» **PROBLEM TO WORK ON**:
Reproduce the material word for word, from its first line through the line that contains "ad-open-button[interactable]: OPEN: [851, 216, 969, 256]", both included.
## START
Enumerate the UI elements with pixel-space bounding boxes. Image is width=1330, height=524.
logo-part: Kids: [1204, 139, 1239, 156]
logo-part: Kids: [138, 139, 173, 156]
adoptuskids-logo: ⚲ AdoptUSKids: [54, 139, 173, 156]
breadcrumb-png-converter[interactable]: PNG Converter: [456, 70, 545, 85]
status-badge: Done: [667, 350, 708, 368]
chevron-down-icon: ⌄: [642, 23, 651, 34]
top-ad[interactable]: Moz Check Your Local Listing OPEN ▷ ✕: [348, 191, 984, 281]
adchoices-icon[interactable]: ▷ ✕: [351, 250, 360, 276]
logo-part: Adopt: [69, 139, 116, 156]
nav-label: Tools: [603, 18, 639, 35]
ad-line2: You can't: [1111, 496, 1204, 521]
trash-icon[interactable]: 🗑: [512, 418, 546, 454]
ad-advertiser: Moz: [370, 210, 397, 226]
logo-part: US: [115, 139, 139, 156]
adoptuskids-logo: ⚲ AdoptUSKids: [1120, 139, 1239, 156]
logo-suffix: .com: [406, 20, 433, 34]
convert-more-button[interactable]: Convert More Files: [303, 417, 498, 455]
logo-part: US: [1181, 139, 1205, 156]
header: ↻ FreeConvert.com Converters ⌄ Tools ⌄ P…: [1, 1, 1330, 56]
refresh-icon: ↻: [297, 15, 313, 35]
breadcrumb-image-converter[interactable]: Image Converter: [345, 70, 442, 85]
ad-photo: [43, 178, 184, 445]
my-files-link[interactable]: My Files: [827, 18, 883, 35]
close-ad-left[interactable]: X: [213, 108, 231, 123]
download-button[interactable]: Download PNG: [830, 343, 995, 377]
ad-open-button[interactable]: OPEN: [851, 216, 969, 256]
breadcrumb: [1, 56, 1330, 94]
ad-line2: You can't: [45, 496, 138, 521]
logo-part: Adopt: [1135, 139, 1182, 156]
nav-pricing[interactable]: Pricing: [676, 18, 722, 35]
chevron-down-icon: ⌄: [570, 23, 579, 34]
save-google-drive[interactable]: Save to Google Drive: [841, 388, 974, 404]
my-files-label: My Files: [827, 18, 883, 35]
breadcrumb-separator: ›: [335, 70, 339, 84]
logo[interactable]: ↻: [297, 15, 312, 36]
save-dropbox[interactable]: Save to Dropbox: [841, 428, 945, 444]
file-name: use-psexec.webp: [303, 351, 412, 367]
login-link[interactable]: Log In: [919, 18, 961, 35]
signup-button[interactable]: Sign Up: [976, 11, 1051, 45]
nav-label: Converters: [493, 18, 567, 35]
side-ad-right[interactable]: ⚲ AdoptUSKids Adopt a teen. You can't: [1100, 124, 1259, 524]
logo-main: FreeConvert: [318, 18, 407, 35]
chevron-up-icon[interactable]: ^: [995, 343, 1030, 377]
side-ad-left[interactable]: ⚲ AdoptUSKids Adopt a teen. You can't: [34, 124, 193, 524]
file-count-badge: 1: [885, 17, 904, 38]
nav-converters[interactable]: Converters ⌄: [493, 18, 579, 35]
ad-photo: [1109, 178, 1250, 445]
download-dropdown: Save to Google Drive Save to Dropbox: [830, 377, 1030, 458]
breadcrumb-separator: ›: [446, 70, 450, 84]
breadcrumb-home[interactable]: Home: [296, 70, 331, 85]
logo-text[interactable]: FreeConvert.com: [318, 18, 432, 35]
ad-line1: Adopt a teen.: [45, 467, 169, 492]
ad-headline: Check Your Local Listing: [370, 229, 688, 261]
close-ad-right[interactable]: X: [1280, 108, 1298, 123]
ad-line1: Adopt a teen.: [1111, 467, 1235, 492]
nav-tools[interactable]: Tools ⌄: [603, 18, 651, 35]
## END
» **EXERCISE OUTPUT**:
Enumerate the UI elements with pixel-space bounding boxes. Image is width=1330, height=524.
logo-part: Kids: [1204, 139, 1239, 156]
logo-part: Kids: [138, 139, 173, 156]
adoptuskids-logo: ⚲ AdoptUSKids: [54, 139, 173, 156]
breadcrumb-png-converter[interactable]: PNG Converter: [456, 70, 545, 85]
status-badge: Done: [667, 350, 708, 368]
chevron-down-icon: ⌄: [642, 23, 651, 34]
top-ad[interactable]: Moz Check Your Local Listing OPEN ▷ ✕: [348, 191, 984, 281]
adchoices-icon[interactable]: ▷ ✕: [351, 250, 360, 276]
logo-part: Adopt: [69, 139, 116, 156]
nav-label: Tools: [603, 18, 639, 35]
ad-line2: You can't: [1111, 496, 1204, 521]
trash-icon[interactable]: 🗑: [512, 418, 546, 454]
ad-advertiser: Moz: [370, 210, 397, 226]
logo-part: US: [115, 139, 139, 156]
adoptuskids-logo: ⚲ AdoptUSKids: [1120, 139, 1239, 156]
logo-suffix: .com: [406, 20, 433, 34]
convert-more-button[interactable]: Convert More Files: [303, 417, 498, 455]
logo-part: US: [1181, 139, 1205, 156]
header: ↻ FreeConvert.com Converters ⌄ Tools ⌄ P…: [1, 1, 1330, 56]
refresh-icon: ↻: [297, 15, 313, 35]
breadcrumb-image-converter[interactable]: Image Converter: [345, 70, 442, 85]
ad-photo: [43, 178, 184, 445]
my-files-link[interactable]: My Files: [827, 18, 883, 35]
close-ad-left[interactable]: X: [213, 108, 231, 123]
download-button[interactable]: Download PNG: [830, 343, 995, 377]
ad-open-button[interactable]: OPEN: [851, 216, 969, 256]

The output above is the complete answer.